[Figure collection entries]
....................

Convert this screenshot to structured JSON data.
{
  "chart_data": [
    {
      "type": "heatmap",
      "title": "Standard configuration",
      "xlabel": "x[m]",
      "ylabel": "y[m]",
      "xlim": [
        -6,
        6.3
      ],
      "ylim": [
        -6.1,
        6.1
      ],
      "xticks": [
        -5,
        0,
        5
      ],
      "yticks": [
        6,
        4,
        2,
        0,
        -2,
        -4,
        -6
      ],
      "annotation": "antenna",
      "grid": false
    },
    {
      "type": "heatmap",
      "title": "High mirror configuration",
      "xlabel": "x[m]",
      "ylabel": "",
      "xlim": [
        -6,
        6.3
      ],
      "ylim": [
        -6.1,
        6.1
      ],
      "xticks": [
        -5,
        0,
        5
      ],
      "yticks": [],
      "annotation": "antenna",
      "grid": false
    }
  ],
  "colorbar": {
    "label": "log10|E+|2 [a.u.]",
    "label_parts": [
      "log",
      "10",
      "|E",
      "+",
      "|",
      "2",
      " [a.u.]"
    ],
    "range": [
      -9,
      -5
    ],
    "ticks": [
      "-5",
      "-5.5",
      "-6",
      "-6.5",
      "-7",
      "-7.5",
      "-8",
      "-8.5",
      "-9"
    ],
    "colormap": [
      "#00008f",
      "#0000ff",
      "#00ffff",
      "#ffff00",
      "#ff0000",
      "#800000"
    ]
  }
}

....................

Request:
Show the lines where the word "title" appears in the entries.

Correct result:
      "title": "Standard configuration",
      "title": "High mirror configuration",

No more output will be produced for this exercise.